## Input material:
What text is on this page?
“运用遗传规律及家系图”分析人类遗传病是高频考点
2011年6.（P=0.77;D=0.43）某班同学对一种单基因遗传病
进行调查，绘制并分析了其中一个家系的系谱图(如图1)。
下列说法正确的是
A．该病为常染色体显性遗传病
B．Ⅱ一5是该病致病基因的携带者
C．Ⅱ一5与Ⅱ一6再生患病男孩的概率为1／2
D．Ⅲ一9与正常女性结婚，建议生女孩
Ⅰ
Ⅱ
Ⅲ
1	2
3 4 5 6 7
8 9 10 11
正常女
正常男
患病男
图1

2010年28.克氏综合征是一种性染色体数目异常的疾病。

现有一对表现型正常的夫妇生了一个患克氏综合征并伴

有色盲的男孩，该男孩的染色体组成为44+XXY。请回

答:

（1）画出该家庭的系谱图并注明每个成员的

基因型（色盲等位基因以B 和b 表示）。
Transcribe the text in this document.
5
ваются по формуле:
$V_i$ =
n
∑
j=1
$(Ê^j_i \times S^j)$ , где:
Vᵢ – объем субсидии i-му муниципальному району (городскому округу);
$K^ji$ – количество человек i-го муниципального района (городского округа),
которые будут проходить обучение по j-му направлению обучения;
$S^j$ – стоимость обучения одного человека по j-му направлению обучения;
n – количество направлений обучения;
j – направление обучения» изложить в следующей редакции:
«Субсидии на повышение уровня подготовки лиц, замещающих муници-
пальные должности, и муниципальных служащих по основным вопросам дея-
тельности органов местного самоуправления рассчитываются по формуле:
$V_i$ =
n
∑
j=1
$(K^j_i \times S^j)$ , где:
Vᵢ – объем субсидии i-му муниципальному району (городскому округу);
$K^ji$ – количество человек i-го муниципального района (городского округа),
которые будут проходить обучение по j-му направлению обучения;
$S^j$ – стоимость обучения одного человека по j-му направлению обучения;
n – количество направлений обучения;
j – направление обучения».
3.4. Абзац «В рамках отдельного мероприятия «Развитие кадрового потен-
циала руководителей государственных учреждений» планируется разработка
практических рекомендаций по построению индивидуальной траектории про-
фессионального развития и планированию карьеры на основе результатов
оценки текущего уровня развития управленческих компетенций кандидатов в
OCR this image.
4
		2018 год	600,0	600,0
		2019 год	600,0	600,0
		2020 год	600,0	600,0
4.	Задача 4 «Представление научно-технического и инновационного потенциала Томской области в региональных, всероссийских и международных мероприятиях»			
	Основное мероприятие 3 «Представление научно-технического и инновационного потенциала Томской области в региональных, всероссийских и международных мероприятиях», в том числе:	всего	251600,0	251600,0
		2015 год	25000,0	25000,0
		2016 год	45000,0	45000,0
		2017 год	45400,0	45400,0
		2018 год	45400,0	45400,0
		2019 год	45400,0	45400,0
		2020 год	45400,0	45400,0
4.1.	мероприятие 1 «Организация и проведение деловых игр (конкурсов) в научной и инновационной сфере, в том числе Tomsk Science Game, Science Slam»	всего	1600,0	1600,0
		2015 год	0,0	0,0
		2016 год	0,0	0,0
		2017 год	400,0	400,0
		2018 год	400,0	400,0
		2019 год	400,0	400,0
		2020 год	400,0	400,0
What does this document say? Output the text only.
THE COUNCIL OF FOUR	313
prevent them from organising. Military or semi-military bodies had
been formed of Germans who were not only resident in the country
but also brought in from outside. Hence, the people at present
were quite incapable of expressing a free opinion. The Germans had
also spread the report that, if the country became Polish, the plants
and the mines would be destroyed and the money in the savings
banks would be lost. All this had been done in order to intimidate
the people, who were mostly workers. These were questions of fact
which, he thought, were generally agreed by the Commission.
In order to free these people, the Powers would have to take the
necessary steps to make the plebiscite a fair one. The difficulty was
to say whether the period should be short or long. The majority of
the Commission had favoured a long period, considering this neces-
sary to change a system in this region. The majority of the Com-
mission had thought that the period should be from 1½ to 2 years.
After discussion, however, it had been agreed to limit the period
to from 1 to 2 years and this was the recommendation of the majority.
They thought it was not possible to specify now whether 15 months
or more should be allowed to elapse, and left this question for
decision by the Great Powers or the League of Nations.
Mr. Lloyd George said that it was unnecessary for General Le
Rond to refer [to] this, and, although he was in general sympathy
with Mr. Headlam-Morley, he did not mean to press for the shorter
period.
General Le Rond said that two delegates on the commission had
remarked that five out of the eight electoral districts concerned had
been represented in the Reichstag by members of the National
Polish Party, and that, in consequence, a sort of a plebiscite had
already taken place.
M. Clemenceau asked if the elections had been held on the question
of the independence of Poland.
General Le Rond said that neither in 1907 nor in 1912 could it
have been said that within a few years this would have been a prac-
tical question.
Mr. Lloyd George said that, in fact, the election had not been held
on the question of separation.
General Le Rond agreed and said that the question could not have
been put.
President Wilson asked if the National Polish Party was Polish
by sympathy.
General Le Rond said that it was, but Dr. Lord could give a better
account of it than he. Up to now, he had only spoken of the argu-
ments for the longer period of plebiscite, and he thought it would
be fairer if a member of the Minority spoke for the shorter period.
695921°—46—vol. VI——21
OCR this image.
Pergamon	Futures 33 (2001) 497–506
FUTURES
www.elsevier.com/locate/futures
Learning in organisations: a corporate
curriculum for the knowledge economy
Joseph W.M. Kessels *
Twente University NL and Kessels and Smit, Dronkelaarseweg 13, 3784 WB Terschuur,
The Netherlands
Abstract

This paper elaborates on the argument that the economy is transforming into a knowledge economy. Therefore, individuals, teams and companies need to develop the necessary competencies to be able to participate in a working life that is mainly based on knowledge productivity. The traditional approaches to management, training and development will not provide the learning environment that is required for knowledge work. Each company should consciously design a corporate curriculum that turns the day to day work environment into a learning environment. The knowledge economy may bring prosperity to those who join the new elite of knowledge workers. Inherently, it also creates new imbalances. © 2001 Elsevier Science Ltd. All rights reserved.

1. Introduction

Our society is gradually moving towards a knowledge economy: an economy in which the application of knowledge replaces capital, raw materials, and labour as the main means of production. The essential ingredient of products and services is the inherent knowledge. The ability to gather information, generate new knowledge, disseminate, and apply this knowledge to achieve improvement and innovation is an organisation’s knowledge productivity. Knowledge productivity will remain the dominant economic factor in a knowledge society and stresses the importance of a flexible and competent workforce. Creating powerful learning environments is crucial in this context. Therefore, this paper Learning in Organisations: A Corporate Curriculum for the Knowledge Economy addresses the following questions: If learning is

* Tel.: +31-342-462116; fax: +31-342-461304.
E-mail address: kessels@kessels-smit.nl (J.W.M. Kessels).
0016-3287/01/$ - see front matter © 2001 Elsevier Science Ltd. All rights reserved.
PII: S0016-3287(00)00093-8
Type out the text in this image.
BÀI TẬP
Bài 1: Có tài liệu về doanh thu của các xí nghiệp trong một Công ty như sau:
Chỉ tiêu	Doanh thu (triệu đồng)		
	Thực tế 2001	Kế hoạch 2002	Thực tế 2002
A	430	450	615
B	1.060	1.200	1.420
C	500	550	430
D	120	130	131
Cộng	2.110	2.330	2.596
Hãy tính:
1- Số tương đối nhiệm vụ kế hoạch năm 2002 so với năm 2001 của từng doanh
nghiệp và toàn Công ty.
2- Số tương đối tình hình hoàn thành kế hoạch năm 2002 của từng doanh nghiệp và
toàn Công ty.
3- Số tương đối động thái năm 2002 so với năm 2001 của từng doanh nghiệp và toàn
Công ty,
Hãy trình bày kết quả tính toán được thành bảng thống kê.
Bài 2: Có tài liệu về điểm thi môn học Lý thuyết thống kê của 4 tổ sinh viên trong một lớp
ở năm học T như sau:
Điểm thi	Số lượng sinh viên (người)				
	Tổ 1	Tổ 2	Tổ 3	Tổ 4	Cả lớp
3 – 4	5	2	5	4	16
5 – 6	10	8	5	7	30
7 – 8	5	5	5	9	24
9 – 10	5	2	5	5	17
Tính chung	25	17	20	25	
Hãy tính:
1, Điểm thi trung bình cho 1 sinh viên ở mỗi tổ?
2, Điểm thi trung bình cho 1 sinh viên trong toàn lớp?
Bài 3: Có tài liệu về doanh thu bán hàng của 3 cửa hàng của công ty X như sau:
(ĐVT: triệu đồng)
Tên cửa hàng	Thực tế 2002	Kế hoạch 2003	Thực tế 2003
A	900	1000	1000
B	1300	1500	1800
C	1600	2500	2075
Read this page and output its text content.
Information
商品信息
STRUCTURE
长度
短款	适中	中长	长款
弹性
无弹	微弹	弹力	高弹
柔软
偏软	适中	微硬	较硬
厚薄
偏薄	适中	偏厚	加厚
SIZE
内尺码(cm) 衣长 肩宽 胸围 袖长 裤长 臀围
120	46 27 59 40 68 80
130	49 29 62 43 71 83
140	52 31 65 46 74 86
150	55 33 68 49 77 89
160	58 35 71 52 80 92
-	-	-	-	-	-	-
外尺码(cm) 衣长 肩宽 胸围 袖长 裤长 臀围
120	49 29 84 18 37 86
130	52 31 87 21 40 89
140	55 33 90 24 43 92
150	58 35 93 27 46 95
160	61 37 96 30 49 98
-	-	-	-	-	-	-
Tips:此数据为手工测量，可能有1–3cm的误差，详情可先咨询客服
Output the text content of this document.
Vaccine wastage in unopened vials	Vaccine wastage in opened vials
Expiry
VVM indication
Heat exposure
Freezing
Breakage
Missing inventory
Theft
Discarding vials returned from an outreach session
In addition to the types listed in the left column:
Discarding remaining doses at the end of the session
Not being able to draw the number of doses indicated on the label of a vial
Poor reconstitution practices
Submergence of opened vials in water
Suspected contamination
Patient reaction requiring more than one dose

## Challenge:
In the entries above, find each line with the word "формуле" and copy it.

## Exercise solution:
ваются по формуле:
тельности органов местного самоуправления рассчитываются по формуле:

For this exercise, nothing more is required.